#### Given exercise:
Print each line of the listing once more, precisely as given.

[Records that describe figures]
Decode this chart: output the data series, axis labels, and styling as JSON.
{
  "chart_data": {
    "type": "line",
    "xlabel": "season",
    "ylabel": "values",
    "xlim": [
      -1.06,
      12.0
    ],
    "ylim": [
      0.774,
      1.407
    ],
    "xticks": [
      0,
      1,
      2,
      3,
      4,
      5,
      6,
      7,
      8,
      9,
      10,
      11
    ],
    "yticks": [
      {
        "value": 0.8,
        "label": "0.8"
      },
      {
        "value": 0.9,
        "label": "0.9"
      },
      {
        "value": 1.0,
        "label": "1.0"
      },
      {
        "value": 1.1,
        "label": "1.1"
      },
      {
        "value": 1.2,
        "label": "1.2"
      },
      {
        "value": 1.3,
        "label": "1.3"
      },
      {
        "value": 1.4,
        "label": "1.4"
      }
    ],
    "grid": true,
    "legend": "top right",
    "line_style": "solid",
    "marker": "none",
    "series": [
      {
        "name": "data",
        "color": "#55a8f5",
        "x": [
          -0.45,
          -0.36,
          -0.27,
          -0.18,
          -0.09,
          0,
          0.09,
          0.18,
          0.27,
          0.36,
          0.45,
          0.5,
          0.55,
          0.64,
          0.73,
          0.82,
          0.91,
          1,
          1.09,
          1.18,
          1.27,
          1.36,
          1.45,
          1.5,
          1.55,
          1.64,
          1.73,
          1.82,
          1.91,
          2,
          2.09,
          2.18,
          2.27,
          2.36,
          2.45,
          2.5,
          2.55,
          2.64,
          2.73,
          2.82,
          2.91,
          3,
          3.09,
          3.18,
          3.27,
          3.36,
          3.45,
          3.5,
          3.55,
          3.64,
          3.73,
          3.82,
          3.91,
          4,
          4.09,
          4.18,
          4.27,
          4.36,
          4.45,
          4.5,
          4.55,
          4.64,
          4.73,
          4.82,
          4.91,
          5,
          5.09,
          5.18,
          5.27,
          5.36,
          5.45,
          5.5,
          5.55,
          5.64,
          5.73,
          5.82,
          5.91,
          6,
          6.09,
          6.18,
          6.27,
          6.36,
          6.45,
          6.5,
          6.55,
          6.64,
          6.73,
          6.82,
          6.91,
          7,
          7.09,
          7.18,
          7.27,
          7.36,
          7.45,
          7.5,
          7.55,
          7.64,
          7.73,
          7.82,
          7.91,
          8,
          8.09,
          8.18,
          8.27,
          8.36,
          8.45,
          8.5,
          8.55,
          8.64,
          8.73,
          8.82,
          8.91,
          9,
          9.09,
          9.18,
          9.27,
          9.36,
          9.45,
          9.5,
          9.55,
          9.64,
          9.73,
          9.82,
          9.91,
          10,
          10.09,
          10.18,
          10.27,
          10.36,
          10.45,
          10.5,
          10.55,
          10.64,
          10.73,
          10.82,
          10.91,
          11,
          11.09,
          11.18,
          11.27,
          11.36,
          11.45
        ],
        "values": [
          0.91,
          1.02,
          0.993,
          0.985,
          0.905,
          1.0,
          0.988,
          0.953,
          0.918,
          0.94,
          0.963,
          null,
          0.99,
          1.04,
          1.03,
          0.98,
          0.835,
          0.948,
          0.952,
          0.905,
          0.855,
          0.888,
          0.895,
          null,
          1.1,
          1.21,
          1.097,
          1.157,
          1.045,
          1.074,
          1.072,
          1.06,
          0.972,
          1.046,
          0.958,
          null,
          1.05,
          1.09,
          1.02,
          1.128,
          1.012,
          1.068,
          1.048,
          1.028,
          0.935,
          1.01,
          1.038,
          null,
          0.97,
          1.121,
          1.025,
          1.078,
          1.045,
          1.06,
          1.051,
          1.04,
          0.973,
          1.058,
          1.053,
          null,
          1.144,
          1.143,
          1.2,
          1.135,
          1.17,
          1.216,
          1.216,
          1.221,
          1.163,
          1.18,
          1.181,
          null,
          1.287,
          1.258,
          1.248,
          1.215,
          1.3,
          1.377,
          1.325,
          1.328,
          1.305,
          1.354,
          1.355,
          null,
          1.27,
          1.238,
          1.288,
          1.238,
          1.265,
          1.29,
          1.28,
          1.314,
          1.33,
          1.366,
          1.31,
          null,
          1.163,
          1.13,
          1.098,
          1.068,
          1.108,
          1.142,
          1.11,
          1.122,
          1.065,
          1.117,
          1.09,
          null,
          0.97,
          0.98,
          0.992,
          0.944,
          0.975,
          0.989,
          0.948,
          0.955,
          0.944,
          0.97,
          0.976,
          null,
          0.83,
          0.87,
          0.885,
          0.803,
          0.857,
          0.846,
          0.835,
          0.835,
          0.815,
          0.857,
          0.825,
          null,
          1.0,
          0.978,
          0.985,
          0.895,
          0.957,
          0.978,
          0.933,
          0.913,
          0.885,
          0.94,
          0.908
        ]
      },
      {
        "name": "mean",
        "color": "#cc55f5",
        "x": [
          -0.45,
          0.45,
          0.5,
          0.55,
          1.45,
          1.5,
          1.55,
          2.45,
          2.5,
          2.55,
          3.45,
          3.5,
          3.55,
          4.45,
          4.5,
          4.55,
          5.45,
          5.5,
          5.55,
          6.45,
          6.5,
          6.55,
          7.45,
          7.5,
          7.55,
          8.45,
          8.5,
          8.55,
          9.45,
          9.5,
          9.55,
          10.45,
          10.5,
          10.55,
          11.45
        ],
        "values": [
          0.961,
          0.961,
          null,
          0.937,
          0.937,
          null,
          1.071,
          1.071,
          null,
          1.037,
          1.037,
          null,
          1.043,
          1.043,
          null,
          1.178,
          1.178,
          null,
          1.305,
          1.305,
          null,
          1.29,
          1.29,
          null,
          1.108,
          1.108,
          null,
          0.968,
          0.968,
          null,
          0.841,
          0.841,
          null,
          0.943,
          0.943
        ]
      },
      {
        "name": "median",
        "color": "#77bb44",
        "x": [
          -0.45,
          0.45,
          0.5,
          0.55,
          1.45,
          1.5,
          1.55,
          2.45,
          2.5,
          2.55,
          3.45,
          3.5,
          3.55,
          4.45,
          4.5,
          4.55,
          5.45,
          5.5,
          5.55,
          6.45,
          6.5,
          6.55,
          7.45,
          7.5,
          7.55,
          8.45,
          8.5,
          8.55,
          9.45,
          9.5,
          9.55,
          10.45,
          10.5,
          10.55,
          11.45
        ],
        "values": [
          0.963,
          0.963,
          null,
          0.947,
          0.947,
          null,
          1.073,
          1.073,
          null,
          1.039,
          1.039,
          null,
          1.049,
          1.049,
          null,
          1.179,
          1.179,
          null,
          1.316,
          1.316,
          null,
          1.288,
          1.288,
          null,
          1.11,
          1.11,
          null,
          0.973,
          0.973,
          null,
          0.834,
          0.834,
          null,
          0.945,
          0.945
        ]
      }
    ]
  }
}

#### Correct response:
Decode this chart: output the data series, axis labels, and styling as JSON.
{
  "chart_data": {
    "type": "line",
    "xlabel": "season",
    "ylabel": "values",
    "xlim": [
      -1.06,
      12.0
    ],
    "ylim": [
      0.774,
      1.407
    ],
    "xticks": [
      0,
      1,
      2,
      3,
      4,
      5,
      6,
      7,
      8,
      9,
      10,
      11
    ],
    "yticks": [
      {
        "value": 0.8,
        "label": "0.8"
      },
      {
        "value": 0.9,
        "label": "0.9"
      },
      {
        "value": 1.0,
        "label": "1.0"
      },
      {
        "value": 1.1,
        "label": "1.1"
      },
      {
        "value": 1.2,
        "label": "1.2"
      },
      {
        "value": 1.3,
        "label": "1.3"
      },
      {
        "value": 1.4,
        "label": "1.4"
      }
    ],
    "grid": true,
    "legend": "top right",
    "line_style": "solid",
    "marker": "none",
    "series": [
      {
        "name": "data",
        "color": "#55a8f5",
        "x": [
          -0.45,
          -0.36,
          -0.27,
          -0.18,
          -0.09,
          0,
          0.09,
          0.18,
          0.27,
          0.36,
          0.45,
          0.5,
          0.55,
          0.64,
          0.73,
          0.82,
          0.91,
          1,
          1.09,
          1.18,
          1.27,
          1.36,
          1.45,
          1.5,
          1.55,
          1.64,
          1.73,
          1.82,
          1.91,
          2,
          2.09,
          2.18,
          2.27,
          2.36,
          2.45,
          2.5,
          2.55,
          2.64,
          2.73,
          2.82,
          2.91,
          3,
          3.09,
          3.18,
          3.27,
          3.36,
          3.45,
          3.5,
          3.55,
          3.64,
          3.73,
          3.82,
          3.91,
          4,
          4.09,
          4.18,
          4.27,
          4.36,
          4.45,
          4.5,
          4.55,
          4.64,
          4.73,
          4.82,
          4.91,
          5,
          5.09,
          5.18,
          5.27,
          5.36,
          5.45,
          5.5,
          5.55,
          5.64,
          5.73,
          5.82,
          5.91,
          6,
          6.09,
          6.18,
          6.27,
          6.36,
          6.45,
          6.5,
          6.55,
          6.64,
          6.73,
          6.82,
          6.91,
          7,
          7.09,
          7.18,
          7.27,
          7.36,
          7.45,
          7.5,
          7.55,
          7.64,
          7.73,
          7.82,
          7.91,
          8,
          8.09,
          8.18,
          8.27,
          8.36,
          8.45,
          8.5,
          8.55,
          8.64,
          8.73,
          8.82,
          8.91,
          9,
          9.09,
          9.18,
          9.27,
          9.36,
          9.45,
          9.5,
          9.55,
          9.64,
          9.73,
          9.82,
          9.91,
          10,
          10.09,
          10.18,
          10.27,
          10.36,
          10.45,
          10.5,
          10.55,
          10.64,
          10.73,
          10.82,
          10.91,
          11,
          11.09,
          11.18,
          11.27,
          11.36,
          11.45
        ],
        "values": [
          0.91,
          1.02,
          0.993,
          0.985,
          0.905,
          1.0,
          0.988,
          0.953,
          0.918,
          0.94,
          0.963,
          null,
          0.99,
          1.04,
          1.03,
          0.98,
          0.835,
          0.948,
          0.952,
          0.905,
          0.855,
          0.888,
          0.895,
          null,
          1.1,
          1.21,
          1.097,
          1.157,
          1.045,
          1.074,
          1.072,
          1.06,
          0.972,
          1.046,
          0.958,
          null,
          1.05,
          1.09,
          1.02,
          1.128,
          1.012,
          1.068,
          1.048,
          1.028,
          0.935,
          1.01,
          1.038,
          null,
          0.97,
          1.121,
          1.025,
          1.078,
          1.045,
          1.06,
          1.051,
          1.04,
          0.973,
          1.058,
          1.053,
          null,
          1.144,
          1.143,
          1.2,
          1.135,
          1.17,
          1.216,
          1.216,
          1.221,
          1.163,
          1.18,
          1.181,
          null,
          1.287,
          1.258,
          1.248,
          1.215,
          1.3,
          1.377,
          1.325,
          1.328,
          1.305,
          1.354,
          1.355,
          null,
          1.27,
          1.238,
          1.288,
          1.238,
          1.265,
          1.29,
          1.28,
          1.314,
          1.33,
          1.366,
          1.31,
          null,
          1.163,
          1.13,
          1.098,
          1.068,
          1.108,
          1.142,
          1.11,
          1.122,
          1.065,
          1.117,
          1.09,
          null,
          0.97,
          0.98,
          0.992,
          0.944,
          0.975,
          0.989,
          0.948,
          0.955,
          0.944,
          0.97,
          0.976,
          null,
          0.83,
          0.87,
          0.885,
          0.803,
          0.857,
          0.846,
          0.835,
          0.835,
          0.815,
          0.857,
          0.825,
          null,
          1.0,
          0.978,
          0.985,
          0.895,
          0.957,
          0.978,
          0.933,
          0.913,
          0.885,
          0.94,
          0.908
        ]
      },
      {
        "name": "mean",
        "color": "#cc55f5",
        "x": [
          -0.45,
          0.45,
          0.5,
          0.55,
          1.45,
          1.5,
          1.55,
          2.45,
          2.5,
          2.55,
          3.45,
          3.5,
          3.55,
          4.45,
          4.5,
          4.55,
          5.45,
          5.5,
          5.55,
          6.45,
          6.5,
          6.55,
          7.45,
          7.5,
          7.55,
          8.45,
          8.5,
          8.55,
          9.45,
          9.5,
          9.55,
          10.45,
          10.5,
          10.55,
          11.45
        ],
        "values": [
          0.961,
          0.961,
          null,
          0.937,
          0.937,
          null,
          1.071,
          1.071,
          null,
          1.037,
          1.037,
          null,
          1.043,
          1.043,
          null,
          1.178,
          1.178,
          null,
          1.305,
          1.305,
          null,
          1.29,
          1.29,
          null,
          1.108,
          1.108,
          null,
          0.968,
          0.968,
          null,
          0.841,
          0.841,
          null,
          0.943,
          0.943
        ]
      },
      {
        "name": "median",
        "color": "#77bb44",
        "x": [
          -0.45,
          0.45,
          0.5,
          0.55,
          1.45,
          1.5,
          1.55,
          2.45,
          2.5,
          2.55,
          3.45,
          3.5,
          3.55,
          4.45,
          4.5,
          4.55,
          5.45,
          5.5,
          5.55,
          6.45,
          6.5,
          6.55,
          7.45,
          7.5,
          7.55,
          8.45,
          8.5,
          8.55,
          9.45,
          9.5,
          9.55,
          10.45,
          10.5,
          10.55,
          11.45
        ],
        "values": [
          0.963,
          0.963,
          null,
          0.947,
          0.947,
          null,
          1.073,
          1.073,
          null,
          1.039,
          1.039,
          null,
          1.049,
          1.049,
          null,
          1.179,
          1.179,
          null,
          1.316,
          1.316,
          null,
          1.288,
          1.288,
          null,
          1.11,
          1.11,
          null,
          0.973,
          0.973,
          null,
          0.834,
          0.834,
          null,
          0.945,
          0.945
        ]
      }
    ]
  }
}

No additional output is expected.